- The records -
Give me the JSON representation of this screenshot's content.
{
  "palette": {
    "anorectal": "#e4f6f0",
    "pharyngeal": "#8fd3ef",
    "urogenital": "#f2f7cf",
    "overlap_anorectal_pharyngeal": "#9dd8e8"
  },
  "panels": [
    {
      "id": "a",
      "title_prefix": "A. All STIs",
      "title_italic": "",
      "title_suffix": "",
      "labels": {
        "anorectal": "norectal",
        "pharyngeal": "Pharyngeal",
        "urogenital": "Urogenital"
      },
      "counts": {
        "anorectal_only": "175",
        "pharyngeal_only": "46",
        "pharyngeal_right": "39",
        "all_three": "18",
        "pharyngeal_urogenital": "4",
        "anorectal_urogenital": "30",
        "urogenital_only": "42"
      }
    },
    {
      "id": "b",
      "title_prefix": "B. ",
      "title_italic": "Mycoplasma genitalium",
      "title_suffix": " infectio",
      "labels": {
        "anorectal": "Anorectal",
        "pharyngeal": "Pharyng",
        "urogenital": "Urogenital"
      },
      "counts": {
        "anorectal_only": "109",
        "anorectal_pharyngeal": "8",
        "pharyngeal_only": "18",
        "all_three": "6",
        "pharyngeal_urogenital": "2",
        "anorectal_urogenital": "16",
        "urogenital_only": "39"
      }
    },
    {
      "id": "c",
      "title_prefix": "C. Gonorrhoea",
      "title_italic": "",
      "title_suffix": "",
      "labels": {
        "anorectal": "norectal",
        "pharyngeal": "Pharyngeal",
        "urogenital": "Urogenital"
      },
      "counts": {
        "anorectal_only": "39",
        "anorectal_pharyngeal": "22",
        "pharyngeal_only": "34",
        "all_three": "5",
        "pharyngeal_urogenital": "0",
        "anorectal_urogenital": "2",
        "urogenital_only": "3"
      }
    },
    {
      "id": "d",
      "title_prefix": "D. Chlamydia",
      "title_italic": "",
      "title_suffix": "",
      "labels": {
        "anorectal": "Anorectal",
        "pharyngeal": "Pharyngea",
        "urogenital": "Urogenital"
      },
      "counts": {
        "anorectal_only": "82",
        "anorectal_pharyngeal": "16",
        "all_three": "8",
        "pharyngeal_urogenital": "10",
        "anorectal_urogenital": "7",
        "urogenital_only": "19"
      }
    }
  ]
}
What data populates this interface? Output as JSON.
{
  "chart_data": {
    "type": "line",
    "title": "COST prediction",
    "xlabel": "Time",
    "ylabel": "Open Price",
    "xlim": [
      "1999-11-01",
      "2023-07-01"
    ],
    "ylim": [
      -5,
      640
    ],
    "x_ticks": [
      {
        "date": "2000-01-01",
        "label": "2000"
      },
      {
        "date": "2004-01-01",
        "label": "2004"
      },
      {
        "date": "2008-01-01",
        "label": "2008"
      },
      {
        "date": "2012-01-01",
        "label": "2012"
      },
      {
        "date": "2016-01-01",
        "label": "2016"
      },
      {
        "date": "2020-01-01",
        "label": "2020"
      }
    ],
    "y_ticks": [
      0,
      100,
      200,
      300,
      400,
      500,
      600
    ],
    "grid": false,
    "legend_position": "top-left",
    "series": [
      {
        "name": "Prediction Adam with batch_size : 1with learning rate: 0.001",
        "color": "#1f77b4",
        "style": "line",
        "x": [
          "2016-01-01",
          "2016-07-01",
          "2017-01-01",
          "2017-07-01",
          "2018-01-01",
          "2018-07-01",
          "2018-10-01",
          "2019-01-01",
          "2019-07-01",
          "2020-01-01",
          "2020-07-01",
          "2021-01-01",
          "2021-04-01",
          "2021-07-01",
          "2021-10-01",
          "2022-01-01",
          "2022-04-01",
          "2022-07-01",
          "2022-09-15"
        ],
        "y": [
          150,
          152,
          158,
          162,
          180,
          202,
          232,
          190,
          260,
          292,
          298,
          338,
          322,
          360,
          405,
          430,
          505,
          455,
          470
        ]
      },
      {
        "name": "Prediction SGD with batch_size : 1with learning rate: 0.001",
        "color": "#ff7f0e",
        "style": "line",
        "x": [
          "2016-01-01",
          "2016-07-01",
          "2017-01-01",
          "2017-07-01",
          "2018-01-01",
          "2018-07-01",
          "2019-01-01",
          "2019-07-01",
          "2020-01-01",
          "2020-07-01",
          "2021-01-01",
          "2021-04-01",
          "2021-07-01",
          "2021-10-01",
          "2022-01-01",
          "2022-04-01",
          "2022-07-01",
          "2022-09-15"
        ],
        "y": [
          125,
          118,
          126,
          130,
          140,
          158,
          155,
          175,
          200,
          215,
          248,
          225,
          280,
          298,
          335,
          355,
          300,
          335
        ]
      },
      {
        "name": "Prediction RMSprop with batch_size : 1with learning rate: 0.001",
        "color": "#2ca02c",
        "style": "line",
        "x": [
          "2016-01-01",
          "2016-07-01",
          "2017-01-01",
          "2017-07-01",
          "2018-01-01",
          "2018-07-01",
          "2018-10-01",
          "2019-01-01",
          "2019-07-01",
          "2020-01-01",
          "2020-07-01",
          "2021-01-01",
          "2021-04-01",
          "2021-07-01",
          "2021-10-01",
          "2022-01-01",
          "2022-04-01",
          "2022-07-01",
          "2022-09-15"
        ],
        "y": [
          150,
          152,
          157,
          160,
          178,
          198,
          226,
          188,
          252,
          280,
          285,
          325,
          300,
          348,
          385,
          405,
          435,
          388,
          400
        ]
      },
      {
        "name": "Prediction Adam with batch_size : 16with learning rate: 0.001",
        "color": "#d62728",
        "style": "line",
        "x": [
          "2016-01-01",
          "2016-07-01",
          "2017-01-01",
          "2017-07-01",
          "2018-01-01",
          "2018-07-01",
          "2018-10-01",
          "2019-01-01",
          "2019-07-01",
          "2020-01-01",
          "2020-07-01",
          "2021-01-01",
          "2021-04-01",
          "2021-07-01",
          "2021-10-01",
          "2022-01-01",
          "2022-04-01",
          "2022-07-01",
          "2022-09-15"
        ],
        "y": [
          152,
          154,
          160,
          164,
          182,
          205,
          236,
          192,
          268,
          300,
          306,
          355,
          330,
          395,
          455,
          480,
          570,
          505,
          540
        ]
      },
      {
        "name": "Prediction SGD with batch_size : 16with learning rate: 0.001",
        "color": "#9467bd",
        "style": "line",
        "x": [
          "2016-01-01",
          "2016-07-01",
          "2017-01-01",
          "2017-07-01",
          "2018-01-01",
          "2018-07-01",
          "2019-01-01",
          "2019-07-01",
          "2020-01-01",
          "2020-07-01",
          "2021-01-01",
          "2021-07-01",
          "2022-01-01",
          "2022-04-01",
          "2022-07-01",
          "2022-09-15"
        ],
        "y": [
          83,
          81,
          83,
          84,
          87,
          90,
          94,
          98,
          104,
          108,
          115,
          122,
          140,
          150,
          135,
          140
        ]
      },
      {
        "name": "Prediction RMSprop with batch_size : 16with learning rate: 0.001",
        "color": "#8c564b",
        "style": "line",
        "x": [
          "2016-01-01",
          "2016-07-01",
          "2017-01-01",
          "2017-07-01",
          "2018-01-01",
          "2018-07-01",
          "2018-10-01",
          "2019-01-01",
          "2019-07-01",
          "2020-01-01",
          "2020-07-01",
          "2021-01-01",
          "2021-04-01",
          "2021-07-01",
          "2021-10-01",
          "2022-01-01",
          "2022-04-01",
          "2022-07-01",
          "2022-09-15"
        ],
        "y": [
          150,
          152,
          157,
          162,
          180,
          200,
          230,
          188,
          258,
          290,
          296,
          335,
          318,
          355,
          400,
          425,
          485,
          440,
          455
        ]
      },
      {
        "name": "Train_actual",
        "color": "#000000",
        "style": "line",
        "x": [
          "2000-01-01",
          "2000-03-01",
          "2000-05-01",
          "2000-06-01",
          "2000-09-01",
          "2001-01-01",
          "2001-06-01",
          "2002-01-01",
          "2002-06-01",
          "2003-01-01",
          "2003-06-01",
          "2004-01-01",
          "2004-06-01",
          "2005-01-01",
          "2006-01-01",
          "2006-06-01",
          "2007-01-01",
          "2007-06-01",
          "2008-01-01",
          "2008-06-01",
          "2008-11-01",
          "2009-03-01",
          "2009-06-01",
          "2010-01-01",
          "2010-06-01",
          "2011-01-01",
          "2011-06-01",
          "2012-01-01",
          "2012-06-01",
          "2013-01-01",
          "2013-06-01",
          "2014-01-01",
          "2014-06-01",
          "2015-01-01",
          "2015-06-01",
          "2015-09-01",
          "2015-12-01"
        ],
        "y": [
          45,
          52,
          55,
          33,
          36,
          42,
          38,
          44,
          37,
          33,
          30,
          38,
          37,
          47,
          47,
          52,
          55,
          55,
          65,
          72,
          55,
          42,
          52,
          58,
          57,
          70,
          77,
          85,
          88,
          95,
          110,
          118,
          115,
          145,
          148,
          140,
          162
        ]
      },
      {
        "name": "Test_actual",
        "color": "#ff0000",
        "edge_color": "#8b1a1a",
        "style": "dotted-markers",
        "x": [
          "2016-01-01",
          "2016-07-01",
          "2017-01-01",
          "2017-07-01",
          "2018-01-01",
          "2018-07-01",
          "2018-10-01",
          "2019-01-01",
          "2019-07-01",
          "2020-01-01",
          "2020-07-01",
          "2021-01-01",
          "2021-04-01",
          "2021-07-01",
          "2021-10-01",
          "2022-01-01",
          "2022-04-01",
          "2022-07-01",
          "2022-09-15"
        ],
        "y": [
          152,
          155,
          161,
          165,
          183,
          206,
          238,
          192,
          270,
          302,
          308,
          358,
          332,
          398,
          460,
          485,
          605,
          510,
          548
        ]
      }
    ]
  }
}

- Aim of the exercise -
Which lines above contain "date"? Show each of them.

- Result for this task -
        "date": "2000-01-01",
        "date": "2004-01-01",
        "date": "2008-01-01",
        "date": "2012-01-01",
        "date": "2016-01-01",
        "date": "2020-01-01",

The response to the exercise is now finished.